Instructions for the task: Copy out the material below in full, but not its images.

Some records:
──────
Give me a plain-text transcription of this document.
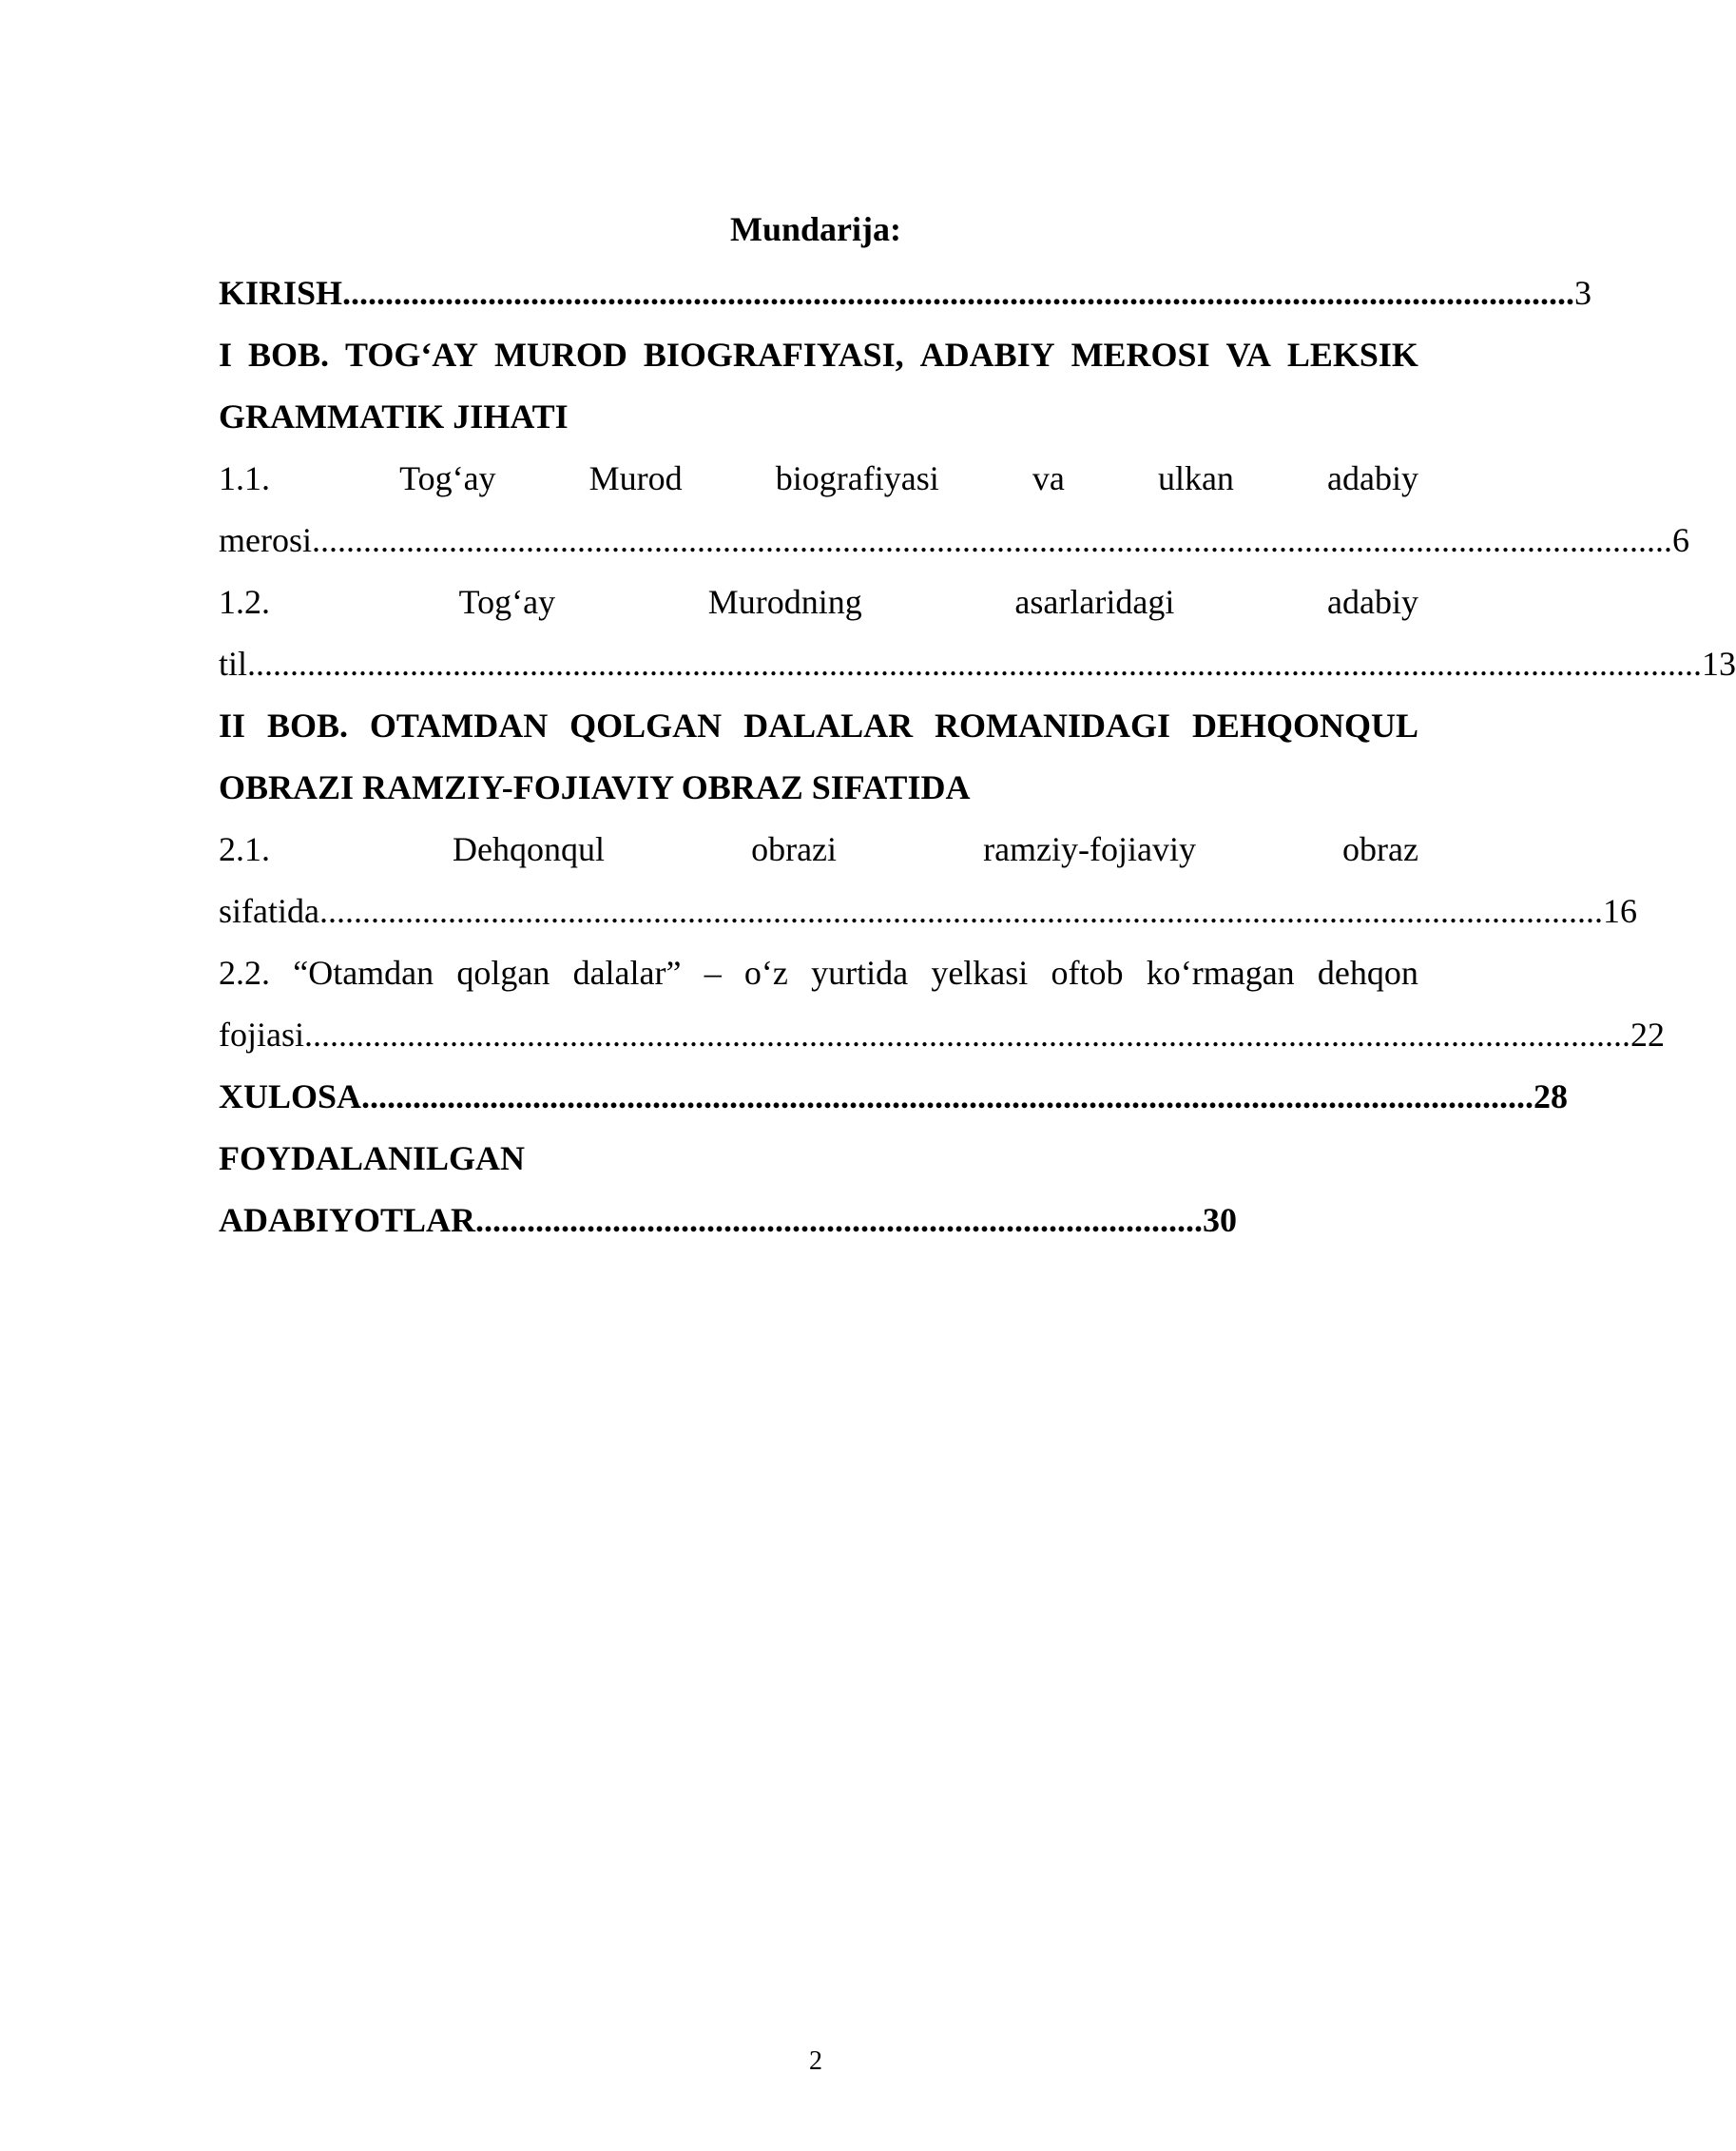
Mundarija:
KIRISH................................................................................................................................................3
I BOB. TOG‘AY MUROD BIOGRAFIYASI, ADABIY MEROSI VA LEKSIK
GRAMMATIK JIHATI
1.1.	Tog‘ay	Murod	biografiyasi	va	ulkan	adabiy
merosi...............................................................................................................................................................6
1.2.	Tog‘ay	Murodning	asarlaridagi	adabiy
til..........................................................................................................................................................................13
II BOB. OTAMDAN QOLGAN DALALAR ROMANIDAGI DEHQONQUL
OBRAZI RAMZIY-FOJIAVIY OBRAZ SIFATIDA
2.1.	Dehqonqul	obrazi	ramziy-fojiaviy	obraz
sifatida......................................................................................................................................................16
2.2. “Otamdan qolgan dalalar” – o‘z yurtida yelkasi oftob ko‘rmagan dehqon
fojiasi...........................................................................................................................................................22
XULOSA.........................................................................................................................................28
FOYDALANILGAN
ADABIYOTLAR.....................................................................................30
2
──────
Written answer:
Give me a plain-text transcription of this document.
Mundarija:
KIRISH................................................................................................................................................3
I BOB. TOG‘AY MUROD BIOGRAFIYASI, ADABIY MEROSI VA LEKSIK
GRAMMATIK JIHATI
1.1.	Tog‘ay	Murod	biografiyasi	va	ulkan	adabiy
merosi...............................................................................................................................................................6
1.2.	Tog‘ay	Murodning	asarlaridagi	adabiy
til..........................................................................................................................................................................13
II BOB. OTAMDAN QOLGAN DALALAR ROMANIDAGI DEHQONQUL
OBRAZI RAMZIY-FOJIAVIY OBRAZ SIFATIDA
2.1.	Dehqonqul	obrazi	ramziy-fojiaviy	obraz
sifatida......................................................................................................................................................16
2.2. “Otamdan qolgan dalalar” – o‘z yurtida yelkasi oftob ko‘rmagan dehqon
fojiasi...........................................................................................................................................................22
XULOSA.........................................................................................................................................28
FOYDALANILGAN
ADABIYOTLAR.....................................................................................30
2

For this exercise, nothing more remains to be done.